## [REQUIRED TASK]
Please print the full listing exactly.

## [RECORDS FOR THE EXERCISE]
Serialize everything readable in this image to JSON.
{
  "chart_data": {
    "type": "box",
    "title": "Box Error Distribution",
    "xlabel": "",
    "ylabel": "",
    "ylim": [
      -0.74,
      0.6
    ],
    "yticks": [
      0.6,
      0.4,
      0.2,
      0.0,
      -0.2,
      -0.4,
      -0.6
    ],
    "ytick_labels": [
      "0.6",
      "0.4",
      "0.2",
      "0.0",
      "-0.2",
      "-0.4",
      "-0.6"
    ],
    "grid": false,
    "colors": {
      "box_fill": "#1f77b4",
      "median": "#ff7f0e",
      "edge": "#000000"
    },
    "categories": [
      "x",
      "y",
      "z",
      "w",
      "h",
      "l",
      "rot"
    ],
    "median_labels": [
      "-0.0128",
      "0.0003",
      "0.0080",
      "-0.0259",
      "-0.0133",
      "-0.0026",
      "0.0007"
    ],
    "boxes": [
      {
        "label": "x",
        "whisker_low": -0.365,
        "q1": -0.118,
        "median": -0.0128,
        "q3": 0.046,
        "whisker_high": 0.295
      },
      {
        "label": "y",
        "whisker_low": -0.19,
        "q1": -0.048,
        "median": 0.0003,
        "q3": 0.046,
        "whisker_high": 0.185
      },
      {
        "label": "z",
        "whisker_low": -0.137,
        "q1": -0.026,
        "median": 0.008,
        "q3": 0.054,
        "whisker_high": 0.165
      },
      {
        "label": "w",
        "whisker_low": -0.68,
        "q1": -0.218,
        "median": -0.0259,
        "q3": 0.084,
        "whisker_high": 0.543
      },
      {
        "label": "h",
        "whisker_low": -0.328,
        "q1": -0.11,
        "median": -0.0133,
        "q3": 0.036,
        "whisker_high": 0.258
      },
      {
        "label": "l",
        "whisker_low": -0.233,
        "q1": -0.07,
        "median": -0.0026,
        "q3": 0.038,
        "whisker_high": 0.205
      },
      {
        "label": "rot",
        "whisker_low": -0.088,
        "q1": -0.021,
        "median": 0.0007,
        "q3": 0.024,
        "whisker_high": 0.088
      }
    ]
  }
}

## [REPLY TO THE TASK]
Serialize everything readable in this image to JSON.
{
  "chart_data": {
    "type": "box",
    "title": "Box Error Distribution",
    "xlabel": "",
    "ylabel": "",
    "ylim": [
      -0.74,
      0.6
    ],
    "yticks": [
      0.6,
      0.4,
      0.2,
      0.0,
      -0.2,
      -0.4,
      -0.6
    ],
    "ytick_labels": [
      "0.6",
      "0.4",
      "0.2",
      "0.0",
      "-0.2",
      "-0.4",
      "-0.6"
    ],
    "grid": false,
    "colors": {
      "box_fill": "#1f77b4",
      "median": "#ff7f0e",
      "edge": "#000000"
    },
    "categories": [
      "x",
      "y",
      "z",
      "w",
      "h",
      "l",
      "rot"
    ],
    "median_labels": [
      "-0.0128",
      "0.0003",
      "0.0080",
      "-0.0259",
      "-0.0133",
      "-0.0026",
      "0.0007"
    ],
    "boxes": [
      {
        "label": "x",
        "whisker_low": -0.365,
        "q1": -0.118,
        "median": -0.0128,
        "q3": 0.046,
        "whisker_high": 0.295
      },
      {
        "label": "y",
        "whisker_low": -0.19,
        "q1": -0.048,
        "median": 0.0003,
        "q3": 0.046,
        "whisker_high": 0.185
      },
      {
        "label": "z",
        "whisker_low": -0.137,
        "q1": -0.026,
        "median": 0.008,
        "q3": 0.054,
        "whisker_high": 0.165
      },
      {
        "label": "w",
        "whisker_low": -0.68,
        "q1": -0.218,
        "median": -0.0259,
        "q3": 0.084,
        "whisker_high": 0.543
      },
      {
        "label": "h",
        "whisker_low": -0.328,
        "q1": -0.11,
        "median": -0.0133,
        "q3": 0.036,
        "whisker_high": 0.258
      },
      {
        "label": "l",
        "whisker_low": -0.233,
        "q1": -0.07,
        "median": -0.0026,
        "q3": 0.038,
        "whisker_high": 0.205
      },
      {
        "label": "rot",
        "whisker_low": -0.088,
        "q1": -0.021,
        "median": 0.0007,
        "q3": 0.024,
        "whisker_high": 0.088
      }
    ]
  }
}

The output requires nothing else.